[Data for the task]:
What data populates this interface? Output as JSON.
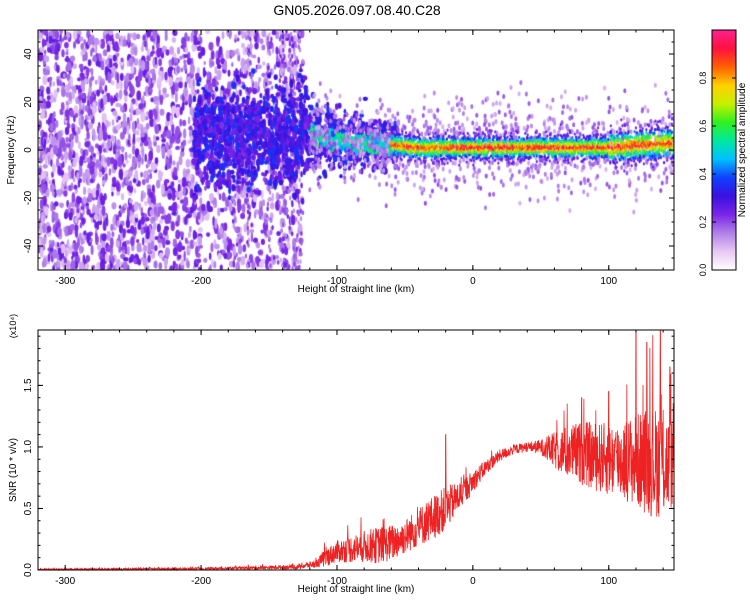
{
  "title": "GN05.2026.097.08.40.C28",
  "chart_data": [
    {
      "type": "heatmap",
      "xlabel": "Height of straight line (km)",
      "ylabel": "Frequency (Hz)",
      "xlim": [
        -320,
        148
      ],
      "ylim": [
        -50,
        50
      ],
      "xticks": [
        -300,
        -200,
        -100,
        0,
        100
      ],
      "xtick_labels": [
        "-300",
        "-200",
        "-100",
        "0",
        "100"
      ],
      "yticks": [
        -40,
        -20,
        0,
        20,
        40
      ],
      "ytick_labels": [
        "-40",
        "-20",
        "0",
        "20",
        "40"
      ],
      "colorbar": {
        "label": "Normalized spectral amplitude",
        "range": [
          0,
          1
        ],
        "ticks": [
          0,
          0.2,
          0.4,
          0.6,
          0.8
        ],
        "tick_labels": [
          "0.0",
          "0.2",
          "0.4",
          "0.6",
          "0.8"
        ],
        "colormap": [
          "#ffffff",
          "#e8c8f5",
          "#b080e8",
          "#7a25e6",
          "#3a10e0",
          "#1040ff",
          "#00c0ff",
          "#00e8a0",
          "#30f020",
          "#c8f000",
          "#ffd000",
          "#ff6000",
          "#ff1040",
          "#ff2090"
        ]
      },
      "regions": [
        {
          "x_range": [
            -320,
            -180
          ],
          "amplitude": 0.15,
          "pattern": "scattered broadband speckle across all frequencies"
        },
        {
          "x_range": [
            -180,
            -125
          ],
          "amplitude": 0.2,
          "pattern": "broadband speckle, stronger near 0 Hz"
        },
        {
          "x_range": [
            -120,
            -55
          ],
          "amplitude": 0.35,
          "pattern": "band centred near 0 Hz, about ±12 Hz wide"
        },
        {
          "x_range": [
            -55,
            148
          ],
          "amplitude": 0.85,
          "pattern": "narrow line near 0 Hz"
        }
      ],
      "ridge": {
        "x": [
          -120,
          -100,
          -80,
          -60,
          -40,
          -20,
          0,
          20,
          40,
          60,
          80,
          100,
          120,
          148
        ],
        "y": [
          6,
          4,
          3,
          2,
          1,
          1,
          1,
          1,
          1,
          1,
          1,
          1,
          2,
          3
        ]
      }
    },
    {
      "type": "line",
      "xlabel": "Height of straight line (km)",
      "ylabel": "SNR (10 * v/v)",
      "y_multiplier": "(x10⁴)",
      "xlim": [
        -320,
        148
      ],
      "ylim": [
        0,
        1.95
      ],
      "xticks": [
        -300,
        -200,
        -100,
        0,
        100
      ],
      "xtick_labels": [
        "-300",
        "-200",
        "-100",
        "0",
        "100"
      ],
      "yticks": [
        0,
        0.5,
        1.0,
        1.5
      ],
      "ytick_labels": [
        "0.0",
        "0.5",
        "1.0",
        "1.5"
      ],
      "color": "#ee2222",
      "series": [
        {
          "envelope_x": [
            -320,
            -200,
            -150,
            -130,
            -115,
            -110,
            -100,
            -90,
            -80,
            -70,
            -60,
            -50,
            -40,
            -30,
            -20,
            -10,
            0,
            10,
            20,
            30,
            40,
            50,
            60,
            70,
            80,
            90,
            100,
            110,
            120,
            130,
            140,
            148
          ],
          "envelope_mean": [
            0.005,
            0.01,
            0.02,
            0.025,
            0.05,
            0.09,
            0.15,
            0.17,
            0.19,
            0.2,
            0.22,
            0.27,
            0.35,
            0.42,
            0.5,
            0.6,
            0.72,
            0.84,
            0.93,
            0.98,
            1.0,
            1.0,
            0.97,
            0.96,
            0.95,
            0.92,
            0.9,
            0.9,
            0.89,
            0.88,
            0.87,
            0.86
          ],
          "envelope_spread": [
            0.005,
            0.01,
            0.015,
            0.02,
            0.03,
            0.07,
            0.09,
            0.11,
            0.13,
            0.15,
            0.15,
            0.14,
            0.16,
            0.18,
            0.18,
            0.12,
            0.09,
            0.06,
            0.05,
            0.04,
            0.04,
            0.06,
            0.15,
            0.22,
            0.26,
            0.28,
            0.3,
            0.32,
            0.38,
            0.45,
            0.45,
            0.35
          ],
          "peaks": [
            [
              -20,
              1.1
            ],
            [
              120,
              1.95
            ],
            [
              128,
              1.85
            ],
            [
              138,
              1.95
            ],
            [
              145,
              1.65
            ],
            [
              100,
              1.45
            ],
            [
              80,
              1.4
            ]
          ]
        }
      ]
    }
  ]
}
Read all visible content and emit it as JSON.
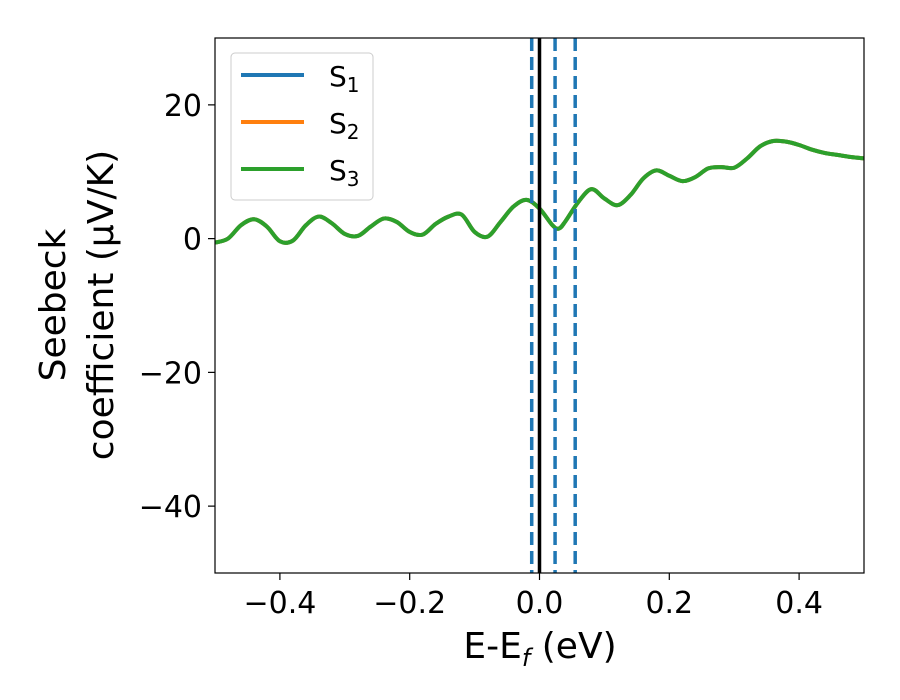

[Exercise directions]:
Return each line of the listing that holds the string "speckle".

[Answer for the task]:
          "pattern": "scattered broadband speckle across all frequencies"
          "pattern": "broadband speckle, stronger near 0 Hz"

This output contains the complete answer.